> GIVEN REQUEST
Only lines holding the string "一次完成" are wanted; copy each one from the material.

____________

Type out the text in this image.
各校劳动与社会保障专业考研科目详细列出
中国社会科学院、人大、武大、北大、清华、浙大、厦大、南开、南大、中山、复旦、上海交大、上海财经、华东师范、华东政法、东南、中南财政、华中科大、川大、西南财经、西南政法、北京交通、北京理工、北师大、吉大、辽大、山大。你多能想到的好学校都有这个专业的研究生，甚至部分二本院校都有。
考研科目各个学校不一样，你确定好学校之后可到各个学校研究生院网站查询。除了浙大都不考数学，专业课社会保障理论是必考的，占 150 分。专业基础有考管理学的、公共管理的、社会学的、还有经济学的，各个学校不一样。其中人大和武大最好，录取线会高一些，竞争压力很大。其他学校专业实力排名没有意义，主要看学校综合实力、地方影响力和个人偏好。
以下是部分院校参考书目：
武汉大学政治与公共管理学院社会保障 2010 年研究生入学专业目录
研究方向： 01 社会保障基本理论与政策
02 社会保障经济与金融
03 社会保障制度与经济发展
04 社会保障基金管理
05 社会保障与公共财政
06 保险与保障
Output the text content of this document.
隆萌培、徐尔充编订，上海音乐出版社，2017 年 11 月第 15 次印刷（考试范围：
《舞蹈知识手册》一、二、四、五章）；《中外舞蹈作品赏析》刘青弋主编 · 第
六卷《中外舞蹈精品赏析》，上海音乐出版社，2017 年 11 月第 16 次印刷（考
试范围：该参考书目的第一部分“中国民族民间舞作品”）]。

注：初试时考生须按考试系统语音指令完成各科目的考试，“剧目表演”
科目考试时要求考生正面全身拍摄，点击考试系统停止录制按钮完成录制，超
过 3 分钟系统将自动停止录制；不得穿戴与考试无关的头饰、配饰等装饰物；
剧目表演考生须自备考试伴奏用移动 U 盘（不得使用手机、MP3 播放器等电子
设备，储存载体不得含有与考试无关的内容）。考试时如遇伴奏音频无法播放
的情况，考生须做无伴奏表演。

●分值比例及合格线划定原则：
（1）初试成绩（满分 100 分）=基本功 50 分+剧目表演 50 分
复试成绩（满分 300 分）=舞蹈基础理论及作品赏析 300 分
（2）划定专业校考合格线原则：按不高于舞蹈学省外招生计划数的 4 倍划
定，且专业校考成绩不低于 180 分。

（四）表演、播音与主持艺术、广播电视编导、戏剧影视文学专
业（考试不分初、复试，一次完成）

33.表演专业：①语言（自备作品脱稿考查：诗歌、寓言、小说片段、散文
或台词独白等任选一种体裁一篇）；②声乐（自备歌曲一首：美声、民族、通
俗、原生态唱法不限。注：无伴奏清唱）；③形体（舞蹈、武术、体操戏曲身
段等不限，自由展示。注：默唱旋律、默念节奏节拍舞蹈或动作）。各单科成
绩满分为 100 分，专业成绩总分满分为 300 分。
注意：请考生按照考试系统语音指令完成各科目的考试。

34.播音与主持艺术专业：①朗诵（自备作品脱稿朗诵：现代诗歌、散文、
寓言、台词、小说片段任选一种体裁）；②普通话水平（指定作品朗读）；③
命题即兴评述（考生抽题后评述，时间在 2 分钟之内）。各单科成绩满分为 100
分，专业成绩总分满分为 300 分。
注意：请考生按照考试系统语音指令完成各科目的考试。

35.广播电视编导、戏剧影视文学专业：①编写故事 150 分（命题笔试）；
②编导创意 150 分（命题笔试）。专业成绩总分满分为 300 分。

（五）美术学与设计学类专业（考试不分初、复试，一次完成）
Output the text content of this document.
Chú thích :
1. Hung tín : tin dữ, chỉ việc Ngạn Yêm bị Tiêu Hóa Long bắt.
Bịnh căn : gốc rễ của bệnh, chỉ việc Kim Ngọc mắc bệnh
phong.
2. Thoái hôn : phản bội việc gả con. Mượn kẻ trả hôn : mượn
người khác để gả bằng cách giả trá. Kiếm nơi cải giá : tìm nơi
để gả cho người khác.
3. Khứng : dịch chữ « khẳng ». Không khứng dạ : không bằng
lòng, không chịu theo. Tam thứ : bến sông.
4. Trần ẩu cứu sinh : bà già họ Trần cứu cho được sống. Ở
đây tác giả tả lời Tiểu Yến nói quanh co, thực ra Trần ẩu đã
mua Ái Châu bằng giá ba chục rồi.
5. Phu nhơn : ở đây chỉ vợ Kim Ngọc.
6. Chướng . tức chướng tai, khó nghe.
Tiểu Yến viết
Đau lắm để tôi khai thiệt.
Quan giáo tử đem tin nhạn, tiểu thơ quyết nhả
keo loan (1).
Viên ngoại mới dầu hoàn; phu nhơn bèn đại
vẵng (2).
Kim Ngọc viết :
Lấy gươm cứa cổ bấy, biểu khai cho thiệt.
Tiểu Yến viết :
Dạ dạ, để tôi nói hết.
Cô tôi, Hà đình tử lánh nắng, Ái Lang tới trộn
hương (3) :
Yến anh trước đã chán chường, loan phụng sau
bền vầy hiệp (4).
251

____________

> EXERCISE ANSWER
业（考试不分初、复试，一次完成）
（五）美术学与设计学类专业（考试不分初、复试，一次完成）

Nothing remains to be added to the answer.